**INPUT ROWS**
☆ ☆ ☆

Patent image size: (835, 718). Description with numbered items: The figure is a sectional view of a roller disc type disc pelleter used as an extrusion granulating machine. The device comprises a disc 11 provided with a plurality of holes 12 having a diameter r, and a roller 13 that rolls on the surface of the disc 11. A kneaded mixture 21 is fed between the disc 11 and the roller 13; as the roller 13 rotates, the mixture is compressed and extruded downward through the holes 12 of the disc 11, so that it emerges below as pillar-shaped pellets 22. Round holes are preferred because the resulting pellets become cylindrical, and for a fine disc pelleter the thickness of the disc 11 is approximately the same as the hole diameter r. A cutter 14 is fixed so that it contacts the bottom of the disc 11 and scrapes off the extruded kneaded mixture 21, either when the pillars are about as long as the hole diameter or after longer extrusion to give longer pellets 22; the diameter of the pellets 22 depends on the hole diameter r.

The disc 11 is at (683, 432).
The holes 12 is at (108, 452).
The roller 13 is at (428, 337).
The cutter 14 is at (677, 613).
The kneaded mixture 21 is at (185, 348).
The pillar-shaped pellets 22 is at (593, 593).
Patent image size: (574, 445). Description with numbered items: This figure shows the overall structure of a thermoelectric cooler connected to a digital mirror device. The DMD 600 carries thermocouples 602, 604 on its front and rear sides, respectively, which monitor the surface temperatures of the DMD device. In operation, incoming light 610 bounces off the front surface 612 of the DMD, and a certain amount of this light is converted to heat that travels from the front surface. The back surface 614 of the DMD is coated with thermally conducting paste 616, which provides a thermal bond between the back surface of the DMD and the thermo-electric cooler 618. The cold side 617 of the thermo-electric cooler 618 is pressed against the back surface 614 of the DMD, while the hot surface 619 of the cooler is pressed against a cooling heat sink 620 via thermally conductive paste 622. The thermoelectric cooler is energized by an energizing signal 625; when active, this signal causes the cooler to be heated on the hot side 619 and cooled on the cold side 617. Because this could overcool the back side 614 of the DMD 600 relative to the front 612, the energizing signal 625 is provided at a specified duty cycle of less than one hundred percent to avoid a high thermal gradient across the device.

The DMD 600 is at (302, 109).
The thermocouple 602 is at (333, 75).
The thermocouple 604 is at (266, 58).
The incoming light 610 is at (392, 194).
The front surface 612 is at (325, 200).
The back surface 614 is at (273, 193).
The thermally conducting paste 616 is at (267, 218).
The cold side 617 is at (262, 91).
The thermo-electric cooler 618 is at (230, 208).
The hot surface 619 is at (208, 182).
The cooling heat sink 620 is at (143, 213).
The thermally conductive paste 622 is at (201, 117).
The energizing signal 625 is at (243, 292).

☆ ☆ ☆

**YOUR GOAL**
Convert the entries above into a two-column CSV with the headers "description" and "locations". Each entry gets one row: put its description in one quoted field and all of its location lines in the other, replacing line breaks with spaces.

**EXERCISE RESULT**
description,locations
"Patent image size: (835, 718). Description with numbered items: The figure is a sectional view of a roller disc type disc pelleter used as an extrusion granulating machine. The device comprises a disc 11 provided with a plurality of holes 12 having a diameter r, and a roller 13 that rolls on the surface of the disc 11. A kneaded mixture 21 is fed between the disc 11 and the roller 13; as the roller 13 rotates, the mixture is compressed and extruded downward through the holes 12 of the disc 11, so that it emerges below as pillar-shaped pellets 22. Round holes are preferred because the resulting pellets become cylindrical, and for a fine disc pelleter the thickness of the disc 11 is approximately the same as the hole diameter r. A cutter 14 is fixed so that it contacts the bottom of the disc 11 and scrapes off the extruded kneaded mixture 21, either when the pillars are about as long as the hole diameter or after longer extrusion to give longer pellets 22; the diameter of the pellets 22 depends on the hole diameter r.","The disc 11 is at (683, 432). The holes 12 is at (108, 452). The roller 13 is at (428, 337). The cutter 14 is at (677, 613). The kneaded mixture 21 is at (185, 348). The pillar-shaped pellets 22 is at (593, 593)."
"Patent image size: (574, 445). Description with numbered items: This figure shows the overall structure of a thermoelectric cooler connected to a digital mirror device. The DMD 600 carries thermocouples 602, 604 on its front and rear sides, respectively, which monitor the surface temperatures of the DMD device. In operation, incoming light 610 bounces off the front surface 612 of the DMD, and a certain amount of this light is converted to heat that travels from the front surface. The back surface 614 of the DMD is coated with thermally conducting paste 616, which provides a thermal bond between the back surface of the DMD and the thermo-electric cooler 618. The cold side 617 of the thermo-electric cooler 618 is pressed against the back surface 614 of the DMD, while the hot surface 619 of the cooler is pressed against a cooling heat sink 620 via thermally conductive paste 622. The thermoelectric cooler is energized by an energizing signal 625; when active, this signal causes the cooler to be heated on the hot side 619 and cooled on the cold side 617. Because this could overcool the back side 614 of the DMD 600 relative to the front 612, the energizing signal 625 is provided at a specified duty cycle of less than one hundred percent to avoid a high thermal gradient across the device.","The DMD 600 is at (302, 109). The thermocouple 602 is at (333, 75). The thermocouple 604 is at (266, 58). The incoming light 610 is at (392, 194). The front surface 612 is at (325, 200). The back surface 614 is at (273, 193). The thermally conducting paste 616 is at (267, 218). The cold side 617 is at (262, 91). The thermo-electric cooler 618 is at (230, 208). The hot surface 619 is at (208, 182). The cooling heat sink 620 is at (143, 213). The thermally conductive paste 622 is at (201, 117). The energizing signal 625 is at (243, 292)."